## To be done
Find every line below that contains the word "负号表示大小" and copy it out.

-- Begin --

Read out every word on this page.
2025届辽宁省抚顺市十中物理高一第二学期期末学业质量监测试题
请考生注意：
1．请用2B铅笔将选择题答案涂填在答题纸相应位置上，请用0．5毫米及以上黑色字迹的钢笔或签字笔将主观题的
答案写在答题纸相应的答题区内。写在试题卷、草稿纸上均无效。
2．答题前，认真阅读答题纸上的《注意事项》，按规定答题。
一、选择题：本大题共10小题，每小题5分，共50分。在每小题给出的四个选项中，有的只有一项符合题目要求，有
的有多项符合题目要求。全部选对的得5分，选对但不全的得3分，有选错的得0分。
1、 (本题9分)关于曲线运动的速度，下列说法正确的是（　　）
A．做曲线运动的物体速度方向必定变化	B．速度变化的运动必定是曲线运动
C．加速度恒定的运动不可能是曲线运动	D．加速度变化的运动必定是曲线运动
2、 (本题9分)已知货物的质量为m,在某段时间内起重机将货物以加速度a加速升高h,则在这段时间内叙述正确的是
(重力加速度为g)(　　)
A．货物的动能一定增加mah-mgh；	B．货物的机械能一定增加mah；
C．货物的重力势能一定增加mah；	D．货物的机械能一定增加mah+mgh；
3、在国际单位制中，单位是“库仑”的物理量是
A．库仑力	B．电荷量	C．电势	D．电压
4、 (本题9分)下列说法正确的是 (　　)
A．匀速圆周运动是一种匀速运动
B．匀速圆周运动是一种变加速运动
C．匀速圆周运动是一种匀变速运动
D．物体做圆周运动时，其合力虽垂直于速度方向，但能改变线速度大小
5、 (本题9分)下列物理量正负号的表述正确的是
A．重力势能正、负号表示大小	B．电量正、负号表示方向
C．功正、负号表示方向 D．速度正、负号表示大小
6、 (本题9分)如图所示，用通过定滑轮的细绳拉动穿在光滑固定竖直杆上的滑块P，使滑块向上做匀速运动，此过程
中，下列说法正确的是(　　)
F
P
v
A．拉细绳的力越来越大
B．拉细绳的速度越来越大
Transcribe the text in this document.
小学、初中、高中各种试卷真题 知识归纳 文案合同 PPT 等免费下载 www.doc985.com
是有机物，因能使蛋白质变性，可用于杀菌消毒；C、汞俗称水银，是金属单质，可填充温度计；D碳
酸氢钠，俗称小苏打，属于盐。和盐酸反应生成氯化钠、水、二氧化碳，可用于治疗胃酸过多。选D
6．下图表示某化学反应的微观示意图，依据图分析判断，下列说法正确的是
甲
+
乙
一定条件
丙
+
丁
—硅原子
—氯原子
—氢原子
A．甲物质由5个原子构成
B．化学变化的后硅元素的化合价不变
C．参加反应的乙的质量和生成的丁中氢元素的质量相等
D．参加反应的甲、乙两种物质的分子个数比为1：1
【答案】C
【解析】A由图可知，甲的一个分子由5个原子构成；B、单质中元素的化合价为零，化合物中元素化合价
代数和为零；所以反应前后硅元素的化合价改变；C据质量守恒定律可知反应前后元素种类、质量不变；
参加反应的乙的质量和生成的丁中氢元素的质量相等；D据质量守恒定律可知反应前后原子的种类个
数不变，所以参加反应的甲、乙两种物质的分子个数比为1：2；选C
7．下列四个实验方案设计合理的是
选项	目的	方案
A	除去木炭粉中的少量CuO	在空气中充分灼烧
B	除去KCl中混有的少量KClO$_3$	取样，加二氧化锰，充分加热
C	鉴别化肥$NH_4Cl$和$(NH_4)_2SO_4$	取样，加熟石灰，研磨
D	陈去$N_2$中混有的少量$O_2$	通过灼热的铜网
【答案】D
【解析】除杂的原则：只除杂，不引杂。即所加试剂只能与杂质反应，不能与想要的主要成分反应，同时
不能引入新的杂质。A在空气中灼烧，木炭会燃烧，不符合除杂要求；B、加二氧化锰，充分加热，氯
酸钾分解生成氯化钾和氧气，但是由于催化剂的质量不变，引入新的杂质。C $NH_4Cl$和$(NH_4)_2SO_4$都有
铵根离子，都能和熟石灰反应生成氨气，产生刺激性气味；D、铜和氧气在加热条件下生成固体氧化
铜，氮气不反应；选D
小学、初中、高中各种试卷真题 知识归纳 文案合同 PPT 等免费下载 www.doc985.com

-- End --

## Response
A．重力势能正、负号表示大小	B．电量正、负号表示方向
C．功正、负号表示方向 D．速度正、负号表示大小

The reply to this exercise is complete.